INSTRUCTION:
Find and copy every line in the records that includes the string "images".
** start of EXTRACTED RECORDS **
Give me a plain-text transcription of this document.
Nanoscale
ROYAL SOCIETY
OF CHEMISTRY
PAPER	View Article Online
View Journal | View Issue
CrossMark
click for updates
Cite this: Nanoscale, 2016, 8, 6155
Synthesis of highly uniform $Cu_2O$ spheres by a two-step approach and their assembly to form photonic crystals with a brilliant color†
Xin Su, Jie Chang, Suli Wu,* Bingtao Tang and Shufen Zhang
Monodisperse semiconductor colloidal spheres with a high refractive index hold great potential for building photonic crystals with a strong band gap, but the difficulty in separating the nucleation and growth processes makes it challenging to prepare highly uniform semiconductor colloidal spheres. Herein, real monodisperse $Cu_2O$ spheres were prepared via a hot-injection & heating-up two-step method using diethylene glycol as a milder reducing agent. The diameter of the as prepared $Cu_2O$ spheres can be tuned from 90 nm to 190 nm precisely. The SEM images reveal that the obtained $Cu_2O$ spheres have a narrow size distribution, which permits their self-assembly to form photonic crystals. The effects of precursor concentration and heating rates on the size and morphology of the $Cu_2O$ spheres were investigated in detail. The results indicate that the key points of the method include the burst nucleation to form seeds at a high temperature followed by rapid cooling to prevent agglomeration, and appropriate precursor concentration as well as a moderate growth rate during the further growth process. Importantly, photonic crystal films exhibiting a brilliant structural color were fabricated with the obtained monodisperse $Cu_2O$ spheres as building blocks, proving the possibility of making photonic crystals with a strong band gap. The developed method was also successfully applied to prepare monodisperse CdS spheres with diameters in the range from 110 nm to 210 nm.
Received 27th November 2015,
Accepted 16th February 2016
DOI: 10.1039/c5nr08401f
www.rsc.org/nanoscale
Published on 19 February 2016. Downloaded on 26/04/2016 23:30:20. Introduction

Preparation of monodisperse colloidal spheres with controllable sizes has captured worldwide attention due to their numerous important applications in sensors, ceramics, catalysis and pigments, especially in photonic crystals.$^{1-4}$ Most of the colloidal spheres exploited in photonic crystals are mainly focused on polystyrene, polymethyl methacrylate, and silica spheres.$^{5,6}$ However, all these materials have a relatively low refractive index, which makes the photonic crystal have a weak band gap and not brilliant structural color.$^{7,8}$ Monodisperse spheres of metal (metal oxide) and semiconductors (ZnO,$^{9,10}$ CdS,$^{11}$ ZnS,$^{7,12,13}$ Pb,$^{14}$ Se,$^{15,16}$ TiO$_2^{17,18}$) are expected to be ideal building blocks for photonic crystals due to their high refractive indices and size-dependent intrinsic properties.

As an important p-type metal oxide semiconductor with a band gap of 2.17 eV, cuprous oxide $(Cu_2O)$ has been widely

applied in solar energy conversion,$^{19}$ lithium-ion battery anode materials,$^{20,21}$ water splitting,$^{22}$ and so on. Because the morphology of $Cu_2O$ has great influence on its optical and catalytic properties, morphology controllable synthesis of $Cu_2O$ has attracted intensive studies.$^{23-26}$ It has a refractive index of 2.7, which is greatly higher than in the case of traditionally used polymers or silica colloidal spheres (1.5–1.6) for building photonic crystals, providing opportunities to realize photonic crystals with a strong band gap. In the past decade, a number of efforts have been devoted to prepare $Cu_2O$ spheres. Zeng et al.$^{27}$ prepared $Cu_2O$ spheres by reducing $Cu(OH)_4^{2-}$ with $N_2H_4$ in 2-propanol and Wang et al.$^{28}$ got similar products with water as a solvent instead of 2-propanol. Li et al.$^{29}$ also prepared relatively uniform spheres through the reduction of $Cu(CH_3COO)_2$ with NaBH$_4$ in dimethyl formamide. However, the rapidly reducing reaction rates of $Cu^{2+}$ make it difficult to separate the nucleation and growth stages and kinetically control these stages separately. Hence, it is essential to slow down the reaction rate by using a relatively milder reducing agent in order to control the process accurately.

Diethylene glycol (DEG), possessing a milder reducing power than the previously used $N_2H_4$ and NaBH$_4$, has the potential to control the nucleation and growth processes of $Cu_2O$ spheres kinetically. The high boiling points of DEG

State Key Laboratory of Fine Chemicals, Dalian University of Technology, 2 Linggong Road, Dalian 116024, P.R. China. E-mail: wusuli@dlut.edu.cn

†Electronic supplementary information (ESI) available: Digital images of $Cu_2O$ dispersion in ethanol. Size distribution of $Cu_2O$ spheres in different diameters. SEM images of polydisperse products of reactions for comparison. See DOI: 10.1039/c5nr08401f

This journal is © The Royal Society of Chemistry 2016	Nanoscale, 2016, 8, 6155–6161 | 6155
** end of EXTRACTED RECORDS **
** start of EXTRACTED RECORDS **
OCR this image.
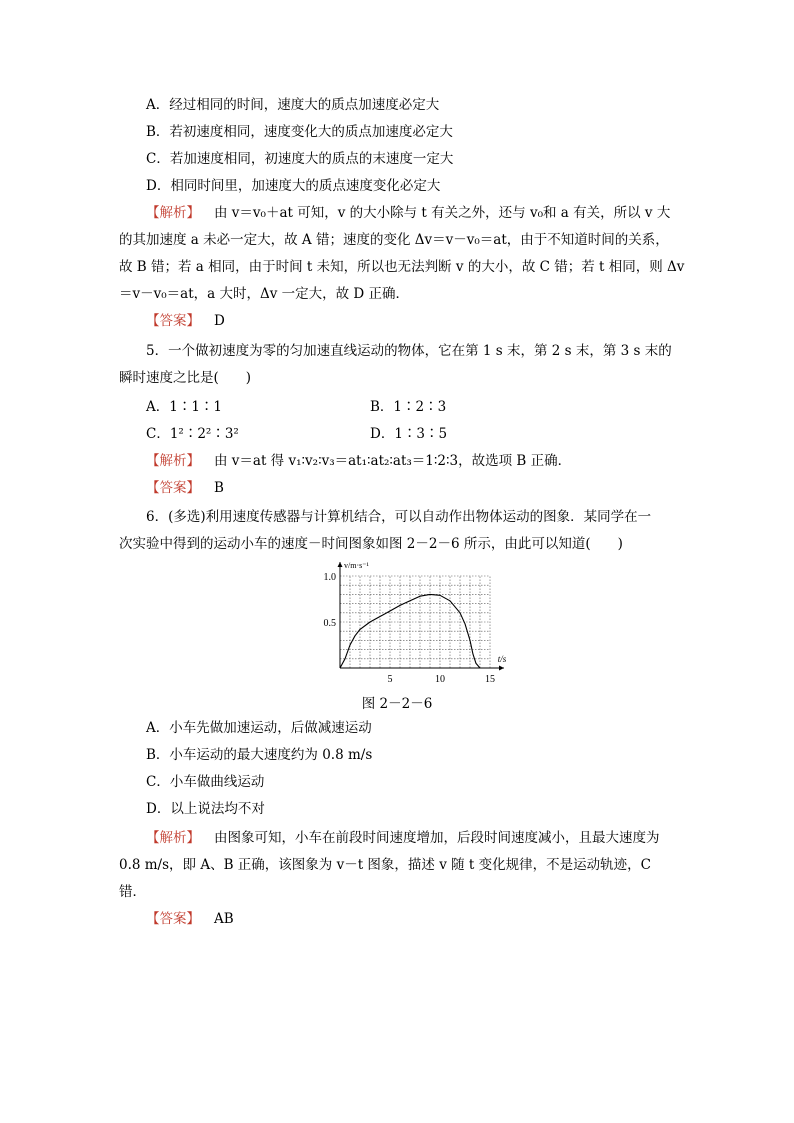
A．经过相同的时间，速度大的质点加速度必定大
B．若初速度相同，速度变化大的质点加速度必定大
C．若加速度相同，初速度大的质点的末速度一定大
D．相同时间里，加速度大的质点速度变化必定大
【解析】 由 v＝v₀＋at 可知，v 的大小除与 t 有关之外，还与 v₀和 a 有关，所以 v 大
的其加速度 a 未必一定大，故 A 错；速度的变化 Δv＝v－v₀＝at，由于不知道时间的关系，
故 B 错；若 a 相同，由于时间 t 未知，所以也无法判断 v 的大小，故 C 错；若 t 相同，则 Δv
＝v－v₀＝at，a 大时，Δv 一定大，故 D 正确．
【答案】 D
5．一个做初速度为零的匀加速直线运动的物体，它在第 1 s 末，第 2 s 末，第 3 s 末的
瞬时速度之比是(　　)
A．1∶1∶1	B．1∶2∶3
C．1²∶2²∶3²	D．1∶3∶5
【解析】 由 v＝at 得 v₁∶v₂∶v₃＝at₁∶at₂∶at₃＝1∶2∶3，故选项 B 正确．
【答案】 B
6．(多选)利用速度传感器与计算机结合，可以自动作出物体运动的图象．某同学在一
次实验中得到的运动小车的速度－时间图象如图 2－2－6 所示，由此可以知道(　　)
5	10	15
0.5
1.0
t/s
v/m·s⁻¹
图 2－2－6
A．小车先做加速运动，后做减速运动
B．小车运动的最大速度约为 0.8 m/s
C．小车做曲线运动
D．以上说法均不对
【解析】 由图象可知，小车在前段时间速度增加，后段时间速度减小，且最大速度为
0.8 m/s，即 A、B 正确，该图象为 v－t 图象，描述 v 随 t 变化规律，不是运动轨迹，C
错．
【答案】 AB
** end of EXTRACTED RECORDS **
** start of EXTRACTED RECORDS **
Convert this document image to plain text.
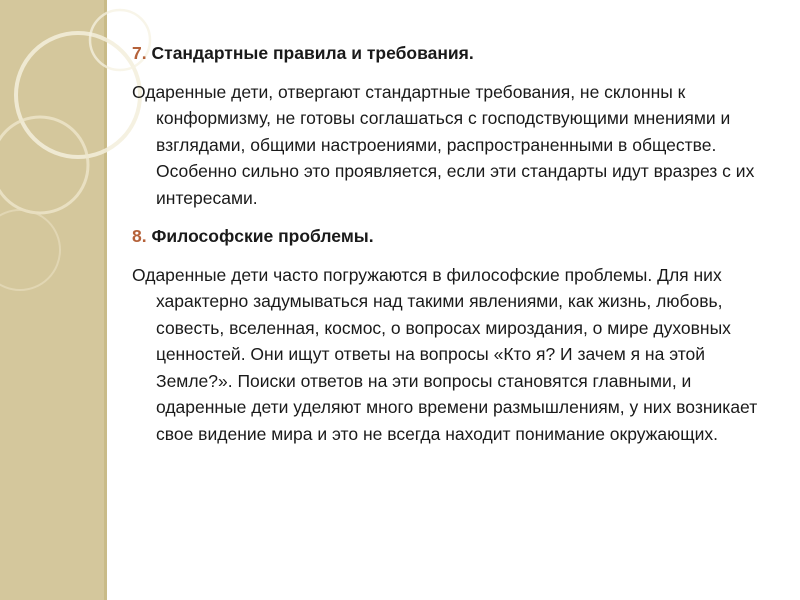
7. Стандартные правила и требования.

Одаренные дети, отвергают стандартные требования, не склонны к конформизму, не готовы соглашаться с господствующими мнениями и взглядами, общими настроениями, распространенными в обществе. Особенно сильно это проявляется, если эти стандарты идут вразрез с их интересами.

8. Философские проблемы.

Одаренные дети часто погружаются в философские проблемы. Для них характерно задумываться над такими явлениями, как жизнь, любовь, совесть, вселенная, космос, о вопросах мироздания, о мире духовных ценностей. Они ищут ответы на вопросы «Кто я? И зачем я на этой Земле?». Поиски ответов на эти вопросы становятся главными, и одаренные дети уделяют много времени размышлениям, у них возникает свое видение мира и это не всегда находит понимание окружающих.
** end of EXTRACTED RECORDS **
EXERCISE OUTPUT:
Monodisperse semiconductor colloidal spheres with a high refractive index hold great potential for building photonic crystals with a strong band gap, but the difficulty in separating the nucleation and growth processes makes it challenging to prepare highly uniform semiconductor colloidal spheres. Herein, real monodisperse $Cu_2O$ spheres were prepared via a hot-injection & heating-up two-step method using diethylene glycol as a milder reducing agent. The diameter of the as prepared $Cu_2O$ spheres can be tuned from 90 nm to 190 nm precisely. The SEM images reveal that the obtained $Cu_2O$ spheres have a narrow size distribution, which permits their self-assembly to form photonic crystals. The effects of precursor concentration and heating rates on the size and morphology of the $Cu_2O$ spheres were investigated in detail. The results indicate that the key points of the method include the burst nucleation to form seeds at a high temperature followed by rapid cooling to prevent agglomeration, and appropriate precursor concentration as well as a moderate growth rate during the further growth process. Importantly, photonic crystal films exhibiting a brilliant structural color were fabricated with the obtained monodisperse $Cu_2O$ spheres as building blocks, proving the possibility of making photonic crystals with a strong band gap. The developed method was also successfully applied to prepare monodisperse CdS spheres with diameters in the range from 110 nm to 210 nm.
†Electronic supplementary information (ESI) available: Digital images of $Cu_2O$ dispersion in ethanol. Size distribution of $Cu_2O$ spheres in different diameters. SEM images of polydisperse products of reactions for comparison. See DOI: 10.1039/c5nr08401f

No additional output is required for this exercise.